### INPUT FOR THIS TASK
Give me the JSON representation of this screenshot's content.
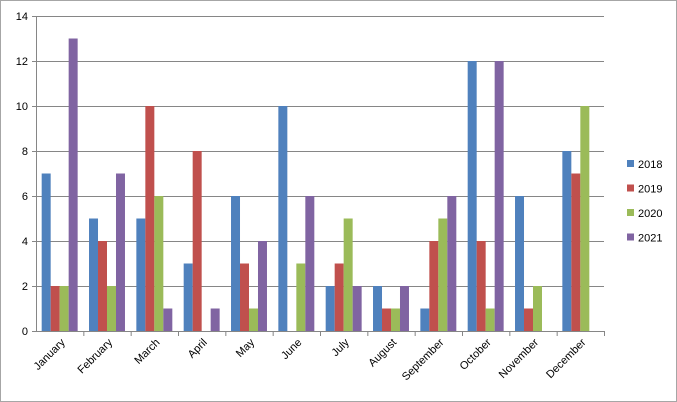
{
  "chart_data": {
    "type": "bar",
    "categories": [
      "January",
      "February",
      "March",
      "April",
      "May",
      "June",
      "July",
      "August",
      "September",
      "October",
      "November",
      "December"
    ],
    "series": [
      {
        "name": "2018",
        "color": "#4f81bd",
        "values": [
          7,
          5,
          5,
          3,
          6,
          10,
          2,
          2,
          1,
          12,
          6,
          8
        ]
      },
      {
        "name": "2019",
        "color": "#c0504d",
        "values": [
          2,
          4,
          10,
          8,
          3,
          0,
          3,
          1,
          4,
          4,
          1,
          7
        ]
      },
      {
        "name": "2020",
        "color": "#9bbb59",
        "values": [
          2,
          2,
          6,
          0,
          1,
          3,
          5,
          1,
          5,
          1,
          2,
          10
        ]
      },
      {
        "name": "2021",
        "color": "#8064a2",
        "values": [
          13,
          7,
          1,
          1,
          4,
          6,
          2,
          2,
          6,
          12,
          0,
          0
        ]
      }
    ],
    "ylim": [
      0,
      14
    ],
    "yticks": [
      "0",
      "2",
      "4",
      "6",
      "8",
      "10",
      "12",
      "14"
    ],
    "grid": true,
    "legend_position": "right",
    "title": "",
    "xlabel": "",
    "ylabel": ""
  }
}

==

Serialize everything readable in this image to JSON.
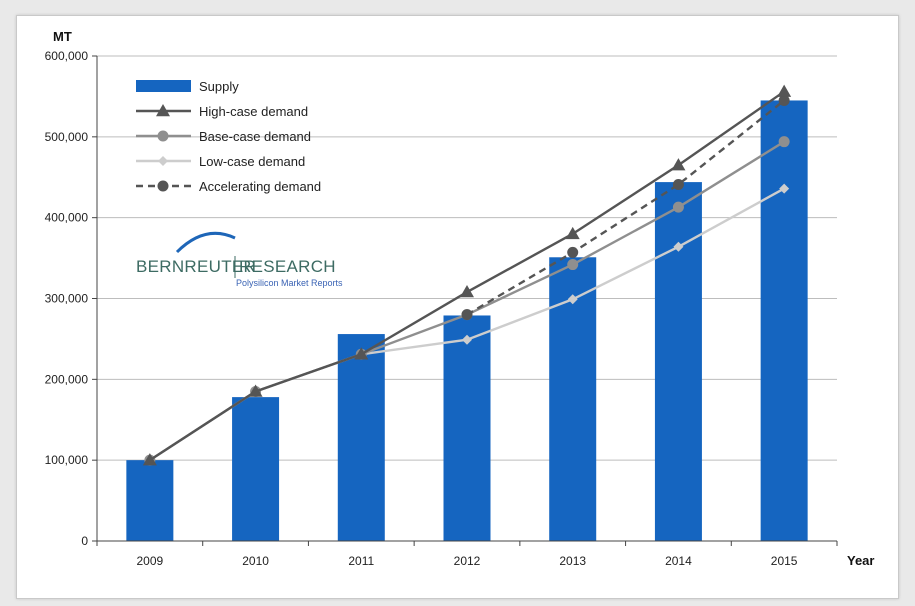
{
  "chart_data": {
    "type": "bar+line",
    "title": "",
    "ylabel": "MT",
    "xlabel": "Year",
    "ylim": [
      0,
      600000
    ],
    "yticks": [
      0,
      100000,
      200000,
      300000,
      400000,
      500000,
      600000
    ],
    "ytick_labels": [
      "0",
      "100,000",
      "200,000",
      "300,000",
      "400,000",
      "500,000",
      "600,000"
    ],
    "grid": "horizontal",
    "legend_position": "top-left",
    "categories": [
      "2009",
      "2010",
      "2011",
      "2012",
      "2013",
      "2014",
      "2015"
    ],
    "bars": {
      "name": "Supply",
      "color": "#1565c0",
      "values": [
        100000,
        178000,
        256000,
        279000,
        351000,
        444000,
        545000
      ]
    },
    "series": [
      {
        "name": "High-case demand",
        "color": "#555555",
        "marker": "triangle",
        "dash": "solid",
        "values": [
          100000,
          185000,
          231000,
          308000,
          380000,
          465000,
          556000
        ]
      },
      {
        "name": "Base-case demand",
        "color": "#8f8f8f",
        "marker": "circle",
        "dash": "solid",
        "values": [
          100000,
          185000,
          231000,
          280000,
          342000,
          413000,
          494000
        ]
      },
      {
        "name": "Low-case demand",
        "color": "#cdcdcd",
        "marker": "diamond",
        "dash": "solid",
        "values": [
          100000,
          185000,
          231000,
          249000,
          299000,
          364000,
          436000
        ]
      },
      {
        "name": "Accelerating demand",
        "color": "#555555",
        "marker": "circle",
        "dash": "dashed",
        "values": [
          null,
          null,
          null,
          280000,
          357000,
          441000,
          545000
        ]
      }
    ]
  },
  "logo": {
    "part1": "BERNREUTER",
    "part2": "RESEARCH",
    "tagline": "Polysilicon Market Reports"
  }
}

### EXERCISE AIM
Count each line where the string "marker" occurs, and write only the number.

### RESULT OF THIS EXERCISE
4